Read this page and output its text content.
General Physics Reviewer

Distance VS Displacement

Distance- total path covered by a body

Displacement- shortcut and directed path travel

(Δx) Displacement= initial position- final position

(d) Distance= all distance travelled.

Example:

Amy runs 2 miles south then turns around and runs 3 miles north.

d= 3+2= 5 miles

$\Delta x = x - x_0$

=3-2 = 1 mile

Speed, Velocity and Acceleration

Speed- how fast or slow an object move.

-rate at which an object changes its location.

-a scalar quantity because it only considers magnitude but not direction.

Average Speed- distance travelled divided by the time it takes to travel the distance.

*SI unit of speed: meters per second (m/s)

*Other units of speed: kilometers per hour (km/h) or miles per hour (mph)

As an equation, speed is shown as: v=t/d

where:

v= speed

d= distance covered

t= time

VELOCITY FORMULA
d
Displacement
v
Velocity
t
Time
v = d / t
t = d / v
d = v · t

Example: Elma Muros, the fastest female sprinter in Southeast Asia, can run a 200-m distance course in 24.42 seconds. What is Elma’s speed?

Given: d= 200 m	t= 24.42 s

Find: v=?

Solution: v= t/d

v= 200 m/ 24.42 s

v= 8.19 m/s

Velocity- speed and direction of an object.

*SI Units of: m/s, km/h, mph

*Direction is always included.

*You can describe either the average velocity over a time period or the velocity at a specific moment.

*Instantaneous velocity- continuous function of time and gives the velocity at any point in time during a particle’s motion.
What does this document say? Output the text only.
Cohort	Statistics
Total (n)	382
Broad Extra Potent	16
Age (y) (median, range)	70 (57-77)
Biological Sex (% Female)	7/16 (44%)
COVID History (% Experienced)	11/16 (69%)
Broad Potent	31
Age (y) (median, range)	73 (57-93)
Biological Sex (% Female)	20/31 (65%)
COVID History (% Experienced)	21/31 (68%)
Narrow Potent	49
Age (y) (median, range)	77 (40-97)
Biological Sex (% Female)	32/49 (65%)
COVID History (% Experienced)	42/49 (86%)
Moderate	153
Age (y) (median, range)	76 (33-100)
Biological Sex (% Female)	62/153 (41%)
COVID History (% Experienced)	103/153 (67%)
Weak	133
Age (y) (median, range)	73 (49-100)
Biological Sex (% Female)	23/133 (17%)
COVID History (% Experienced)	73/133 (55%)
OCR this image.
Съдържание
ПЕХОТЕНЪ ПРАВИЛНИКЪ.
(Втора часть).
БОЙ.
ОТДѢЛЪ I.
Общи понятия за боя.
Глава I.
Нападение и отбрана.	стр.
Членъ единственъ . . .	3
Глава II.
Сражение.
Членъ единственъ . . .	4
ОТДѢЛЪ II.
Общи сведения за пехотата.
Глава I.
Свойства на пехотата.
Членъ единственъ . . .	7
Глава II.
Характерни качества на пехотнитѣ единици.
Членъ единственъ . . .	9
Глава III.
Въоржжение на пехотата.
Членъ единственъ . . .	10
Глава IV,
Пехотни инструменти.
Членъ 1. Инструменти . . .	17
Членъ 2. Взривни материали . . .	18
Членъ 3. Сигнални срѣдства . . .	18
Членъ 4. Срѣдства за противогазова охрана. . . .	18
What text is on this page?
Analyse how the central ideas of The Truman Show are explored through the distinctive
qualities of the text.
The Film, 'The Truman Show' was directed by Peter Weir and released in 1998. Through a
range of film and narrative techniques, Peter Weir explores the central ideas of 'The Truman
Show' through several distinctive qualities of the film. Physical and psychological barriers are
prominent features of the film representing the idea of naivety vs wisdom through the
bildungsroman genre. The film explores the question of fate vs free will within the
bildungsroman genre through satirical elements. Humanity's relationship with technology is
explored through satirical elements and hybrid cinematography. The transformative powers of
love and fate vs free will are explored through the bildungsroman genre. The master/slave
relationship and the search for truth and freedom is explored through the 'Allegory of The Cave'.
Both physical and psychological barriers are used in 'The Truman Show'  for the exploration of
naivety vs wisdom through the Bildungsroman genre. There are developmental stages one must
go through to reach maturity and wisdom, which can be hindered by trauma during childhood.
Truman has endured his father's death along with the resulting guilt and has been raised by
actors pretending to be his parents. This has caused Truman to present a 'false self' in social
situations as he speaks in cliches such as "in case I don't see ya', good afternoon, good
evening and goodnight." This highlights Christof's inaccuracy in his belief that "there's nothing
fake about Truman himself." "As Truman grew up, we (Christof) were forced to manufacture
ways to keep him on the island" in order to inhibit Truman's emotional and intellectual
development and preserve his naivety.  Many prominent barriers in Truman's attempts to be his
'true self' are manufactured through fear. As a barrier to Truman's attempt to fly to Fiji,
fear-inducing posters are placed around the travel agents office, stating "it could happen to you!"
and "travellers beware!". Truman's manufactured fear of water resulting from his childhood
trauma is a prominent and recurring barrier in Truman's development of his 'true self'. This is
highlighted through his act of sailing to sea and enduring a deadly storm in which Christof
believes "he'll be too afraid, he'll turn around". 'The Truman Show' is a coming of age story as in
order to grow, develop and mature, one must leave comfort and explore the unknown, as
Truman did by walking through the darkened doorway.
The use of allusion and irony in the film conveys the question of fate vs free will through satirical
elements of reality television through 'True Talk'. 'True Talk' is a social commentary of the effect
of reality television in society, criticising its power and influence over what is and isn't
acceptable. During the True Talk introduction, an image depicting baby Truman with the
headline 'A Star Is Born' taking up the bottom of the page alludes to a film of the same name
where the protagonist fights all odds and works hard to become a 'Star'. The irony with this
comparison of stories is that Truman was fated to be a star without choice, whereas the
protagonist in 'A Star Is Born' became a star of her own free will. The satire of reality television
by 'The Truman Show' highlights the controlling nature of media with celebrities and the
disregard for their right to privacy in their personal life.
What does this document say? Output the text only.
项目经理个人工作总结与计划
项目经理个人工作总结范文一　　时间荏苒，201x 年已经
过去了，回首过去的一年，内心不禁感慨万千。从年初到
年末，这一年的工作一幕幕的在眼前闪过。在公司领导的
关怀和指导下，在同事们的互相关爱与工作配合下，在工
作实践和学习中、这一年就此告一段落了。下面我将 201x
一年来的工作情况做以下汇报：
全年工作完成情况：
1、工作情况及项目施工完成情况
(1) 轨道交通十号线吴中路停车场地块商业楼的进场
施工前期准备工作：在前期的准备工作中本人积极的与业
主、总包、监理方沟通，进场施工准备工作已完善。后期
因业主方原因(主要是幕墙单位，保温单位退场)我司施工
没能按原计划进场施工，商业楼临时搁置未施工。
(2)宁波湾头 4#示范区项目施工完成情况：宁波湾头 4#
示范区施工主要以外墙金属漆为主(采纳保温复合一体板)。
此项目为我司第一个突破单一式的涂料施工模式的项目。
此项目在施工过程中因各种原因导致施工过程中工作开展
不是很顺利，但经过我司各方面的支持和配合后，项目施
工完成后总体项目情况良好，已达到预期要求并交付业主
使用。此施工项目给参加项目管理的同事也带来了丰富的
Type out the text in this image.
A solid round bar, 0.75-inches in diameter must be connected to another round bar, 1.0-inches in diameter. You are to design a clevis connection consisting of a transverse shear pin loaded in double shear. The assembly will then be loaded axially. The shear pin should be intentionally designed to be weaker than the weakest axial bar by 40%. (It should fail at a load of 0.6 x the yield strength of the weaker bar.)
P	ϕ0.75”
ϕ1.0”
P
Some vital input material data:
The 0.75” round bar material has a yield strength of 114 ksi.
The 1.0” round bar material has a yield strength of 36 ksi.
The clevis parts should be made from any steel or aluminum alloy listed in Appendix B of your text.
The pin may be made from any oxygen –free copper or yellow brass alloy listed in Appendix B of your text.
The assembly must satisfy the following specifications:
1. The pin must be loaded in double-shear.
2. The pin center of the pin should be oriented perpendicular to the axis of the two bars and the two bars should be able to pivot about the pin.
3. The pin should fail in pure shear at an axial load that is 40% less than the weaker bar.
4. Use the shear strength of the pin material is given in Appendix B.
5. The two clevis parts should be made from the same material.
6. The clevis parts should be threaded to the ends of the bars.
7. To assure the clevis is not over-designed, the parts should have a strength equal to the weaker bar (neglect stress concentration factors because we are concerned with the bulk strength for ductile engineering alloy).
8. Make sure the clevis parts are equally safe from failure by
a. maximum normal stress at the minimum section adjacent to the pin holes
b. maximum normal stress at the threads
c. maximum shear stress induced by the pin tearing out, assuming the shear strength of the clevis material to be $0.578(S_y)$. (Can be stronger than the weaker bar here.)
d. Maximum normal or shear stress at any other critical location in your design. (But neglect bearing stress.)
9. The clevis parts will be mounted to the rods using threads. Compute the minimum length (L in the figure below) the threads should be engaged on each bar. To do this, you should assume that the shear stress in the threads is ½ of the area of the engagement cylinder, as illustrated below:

• • • • •

Go through the listing above line by line and say how many lines hold the word "because". Reply with that number only.

2